╭─ Information given

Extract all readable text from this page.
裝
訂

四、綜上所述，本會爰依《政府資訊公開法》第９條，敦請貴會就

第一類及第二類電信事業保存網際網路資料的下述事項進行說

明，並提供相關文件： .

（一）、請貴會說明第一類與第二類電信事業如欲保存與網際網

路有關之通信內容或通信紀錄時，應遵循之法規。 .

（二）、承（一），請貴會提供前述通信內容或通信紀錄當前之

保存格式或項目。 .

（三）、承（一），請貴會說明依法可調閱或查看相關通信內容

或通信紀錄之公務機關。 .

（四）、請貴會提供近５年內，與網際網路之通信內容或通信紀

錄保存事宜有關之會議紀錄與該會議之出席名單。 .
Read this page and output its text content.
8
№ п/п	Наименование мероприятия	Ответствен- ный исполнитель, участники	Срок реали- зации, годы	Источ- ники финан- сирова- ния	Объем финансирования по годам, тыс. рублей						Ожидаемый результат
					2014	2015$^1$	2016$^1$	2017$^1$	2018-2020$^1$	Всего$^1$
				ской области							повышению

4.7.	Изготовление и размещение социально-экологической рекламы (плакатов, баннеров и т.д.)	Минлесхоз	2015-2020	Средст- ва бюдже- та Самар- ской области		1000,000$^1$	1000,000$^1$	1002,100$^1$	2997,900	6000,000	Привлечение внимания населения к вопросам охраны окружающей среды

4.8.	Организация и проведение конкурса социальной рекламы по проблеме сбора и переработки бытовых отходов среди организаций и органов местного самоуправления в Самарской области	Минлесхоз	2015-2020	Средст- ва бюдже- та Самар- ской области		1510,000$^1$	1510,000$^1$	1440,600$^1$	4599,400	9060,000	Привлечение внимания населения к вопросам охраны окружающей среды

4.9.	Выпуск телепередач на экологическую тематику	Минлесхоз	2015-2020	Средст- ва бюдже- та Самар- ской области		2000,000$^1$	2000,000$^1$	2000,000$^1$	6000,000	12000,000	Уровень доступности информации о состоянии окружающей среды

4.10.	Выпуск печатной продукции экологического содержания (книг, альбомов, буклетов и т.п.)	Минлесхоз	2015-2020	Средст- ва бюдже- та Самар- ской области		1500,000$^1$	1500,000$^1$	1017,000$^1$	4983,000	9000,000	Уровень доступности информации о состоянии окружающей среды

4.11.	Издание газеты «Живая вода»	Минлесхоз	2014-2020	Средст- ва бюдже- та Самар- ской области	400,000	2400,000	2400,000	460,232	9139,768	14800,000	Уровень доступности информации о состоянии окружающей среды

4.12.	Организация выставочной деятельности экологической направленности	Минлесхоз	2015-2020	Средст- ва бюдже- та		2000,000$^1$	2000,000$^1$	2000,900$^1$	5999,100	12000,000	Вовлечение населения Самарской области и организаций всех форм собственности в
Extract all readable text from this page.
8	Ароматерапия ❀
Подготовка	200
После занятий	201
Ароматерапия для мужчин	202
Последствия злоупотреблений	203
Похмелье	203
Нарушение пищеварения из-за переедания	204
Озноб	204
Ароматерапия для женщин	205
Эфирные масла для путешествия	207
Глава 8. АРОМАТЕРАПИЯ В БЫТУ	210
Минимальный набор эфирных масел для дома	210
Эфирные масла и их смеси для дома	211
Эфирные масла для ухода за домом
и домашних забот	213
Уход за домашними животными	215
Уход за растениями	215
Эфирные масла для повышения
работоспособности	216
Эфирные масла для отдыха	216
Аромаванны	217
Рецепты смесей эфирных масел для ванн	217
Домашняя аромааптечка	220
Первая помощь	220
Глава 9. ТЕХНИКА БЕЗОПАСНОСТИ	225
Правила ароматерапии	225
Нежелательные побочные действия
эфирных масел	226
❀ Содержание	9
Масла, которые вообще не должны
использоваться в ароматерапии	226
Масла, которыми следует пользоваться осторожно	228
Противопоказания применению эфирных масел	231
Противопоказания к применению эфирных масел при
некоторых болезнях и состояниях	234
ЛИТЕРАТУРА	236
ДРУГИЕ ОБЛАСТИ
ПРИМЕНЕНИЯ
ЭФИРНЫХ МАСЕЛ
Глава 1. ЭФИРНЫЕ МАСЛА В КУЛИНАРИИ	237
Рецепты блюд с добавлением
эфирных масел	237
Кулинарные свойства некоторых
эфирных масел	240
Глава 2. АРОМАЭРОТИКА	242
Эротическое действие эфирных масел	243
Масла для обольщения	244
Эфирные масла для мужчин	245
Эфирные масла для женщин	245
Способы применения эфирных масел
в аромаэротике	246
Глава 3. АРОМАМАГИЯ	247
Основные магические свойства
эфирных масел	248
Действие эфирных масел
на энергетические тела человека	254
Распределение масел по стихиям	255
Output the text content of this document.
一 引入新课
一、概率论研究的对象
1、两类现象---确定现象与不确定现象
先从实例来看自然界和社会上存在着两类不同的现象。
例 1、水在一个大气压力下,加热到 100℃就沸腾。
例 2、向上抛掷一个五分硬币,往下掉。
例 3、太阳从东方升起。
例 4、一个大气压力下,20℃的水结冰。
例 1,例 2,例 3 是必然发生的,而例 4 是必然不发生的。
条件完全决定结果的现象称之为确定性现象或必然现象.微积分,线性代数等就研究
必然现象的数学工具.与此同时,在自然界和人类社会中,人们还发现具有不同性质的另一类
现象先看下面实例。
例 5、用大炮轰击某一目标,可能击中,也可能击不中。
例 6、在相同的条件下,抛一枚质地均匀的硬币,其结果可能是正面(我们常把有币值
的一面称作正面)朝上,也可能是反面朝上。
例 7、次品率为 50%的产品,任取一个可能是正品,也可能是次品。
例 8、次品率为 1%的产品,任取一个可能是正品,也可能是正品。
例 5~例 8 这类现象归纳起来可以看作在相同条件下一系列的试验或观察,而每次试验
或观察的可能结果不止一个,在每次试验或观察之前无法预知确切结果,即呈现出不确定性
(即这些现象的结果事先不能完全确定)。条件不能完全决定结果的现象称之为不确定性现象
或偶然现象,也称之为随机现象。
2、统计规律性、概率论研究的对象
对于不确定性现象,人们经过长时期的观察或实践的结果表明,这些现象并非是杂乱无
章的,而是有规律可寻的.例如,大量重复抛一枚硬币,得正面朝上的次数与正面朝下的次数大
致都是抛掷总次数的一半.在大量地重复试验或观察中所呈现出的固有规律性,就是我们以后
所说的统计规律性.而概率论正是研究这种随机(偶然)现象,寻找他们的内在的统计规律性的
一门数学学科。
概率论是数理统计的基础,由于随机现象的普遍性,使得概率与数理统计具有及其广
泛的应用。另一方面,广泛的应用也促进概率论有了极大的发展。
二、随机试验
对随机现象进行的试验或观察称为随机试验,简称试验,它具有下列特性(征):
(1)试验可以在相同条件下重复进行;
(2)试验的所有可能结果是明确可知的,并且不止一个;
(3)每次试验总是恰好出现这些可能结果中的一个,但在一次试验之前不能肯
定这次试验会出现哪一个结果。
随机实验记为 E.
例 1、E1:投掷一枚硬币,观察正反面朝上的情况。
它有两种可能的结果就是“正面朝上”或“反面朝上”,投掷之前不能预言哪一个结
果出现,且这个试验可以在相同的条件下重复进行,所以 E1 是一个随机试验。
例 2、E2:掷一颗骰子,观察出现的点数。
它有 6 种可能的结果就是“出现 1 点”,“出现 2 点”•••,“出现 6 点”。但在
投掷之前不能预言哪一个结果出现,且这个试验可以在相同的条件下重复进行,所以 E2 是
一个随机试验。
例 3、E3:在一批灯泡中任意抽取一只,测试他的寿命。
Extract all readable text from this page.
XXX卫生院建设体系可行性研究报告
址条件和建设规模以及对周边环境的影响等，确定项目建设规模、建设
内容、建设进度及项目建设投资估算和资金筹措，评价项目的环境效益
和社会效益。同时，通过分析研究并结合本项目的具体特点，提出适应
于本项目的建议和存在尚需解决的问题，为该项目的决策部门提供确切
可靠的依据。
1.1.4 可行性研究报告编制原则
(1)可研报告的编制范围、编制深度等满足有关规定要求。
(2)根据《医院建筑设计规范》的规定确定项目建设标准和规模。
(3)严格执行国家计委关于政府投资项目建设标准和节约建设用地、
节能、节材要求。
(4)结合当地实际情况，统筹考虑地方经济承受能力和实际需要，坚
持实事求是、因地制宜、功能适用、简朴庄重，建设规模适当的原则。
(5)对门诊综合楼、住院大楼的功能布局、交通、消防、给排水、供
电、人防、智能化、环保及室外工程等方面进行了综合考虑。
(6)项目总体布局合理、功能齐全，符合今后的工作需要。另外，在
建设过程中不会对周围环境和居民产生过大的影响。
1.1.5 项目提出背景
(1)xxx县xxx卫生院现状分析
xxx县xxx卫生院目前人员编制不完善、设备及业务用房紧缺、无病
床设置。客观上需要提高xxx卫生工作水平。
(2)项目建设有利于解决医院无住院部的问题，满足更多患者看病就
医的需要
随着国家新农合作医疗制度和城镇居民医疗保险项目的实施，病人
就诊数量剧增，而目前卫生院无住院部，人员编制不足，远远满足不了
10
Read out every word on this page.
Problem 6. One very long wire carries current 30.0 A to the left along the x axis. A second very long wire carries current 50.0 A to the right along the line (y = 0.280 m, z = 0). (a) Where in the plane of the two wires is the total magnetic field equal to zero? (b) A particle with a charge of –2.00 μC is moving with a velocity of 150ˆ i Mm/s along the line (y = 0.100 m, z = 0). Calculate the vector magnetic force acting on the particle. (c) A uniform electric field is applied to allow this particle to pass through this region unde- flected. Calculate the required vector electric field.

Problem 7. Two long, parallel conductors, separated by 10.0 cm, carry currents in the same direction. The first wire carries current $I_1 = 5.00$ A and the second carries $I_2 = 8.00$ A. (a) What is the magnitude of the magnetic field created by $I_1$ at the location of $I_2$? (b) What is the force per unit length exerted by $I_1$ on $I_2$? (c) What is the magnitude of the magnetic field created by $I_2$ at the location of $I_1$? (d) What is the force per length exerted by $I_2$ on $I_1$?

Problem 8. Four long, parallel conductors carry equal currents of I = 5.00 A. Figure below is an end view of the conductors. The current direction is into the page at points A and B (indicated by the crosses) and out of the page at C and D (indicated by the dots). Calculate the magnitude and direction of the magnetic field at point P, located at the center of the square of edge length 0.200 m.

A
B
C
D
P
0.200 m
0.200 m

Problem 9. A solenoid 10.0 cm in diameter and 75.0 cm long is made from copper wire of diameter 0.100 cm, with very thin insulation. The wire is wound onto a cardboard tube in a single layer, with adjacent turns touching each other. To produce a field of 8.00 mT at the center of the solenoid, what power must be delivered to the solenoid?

╰─

> Aim of the exercise:
Set out every line from the material that contains the string "Самарской".

> The result:
4.8.	Организация и проведение конкурса социальной рекламы по проблеме сбора и переработки бытовых отходов среди организаций и органов местного самоуправления в Самарской области	Минлесхоз	2015-2020	Средст- ва бюдже- та Самар- ской области		1510,000$^1$	1510,000$^1$	1440,600$^1$	4599,400	9060,000	Привлечение внимания населения к вопросам охраны окружающей среды
4.12.	Организация выставочной деятельности экологической направленности	Минлесхоз	2015-2020	Средст- ва бюдже- та		2000,000$^1$	2000,000$^1$	2000,900$^1$	5999,100	12000,000	Вовлечение населения Самарской области и организаций всех форм собственности в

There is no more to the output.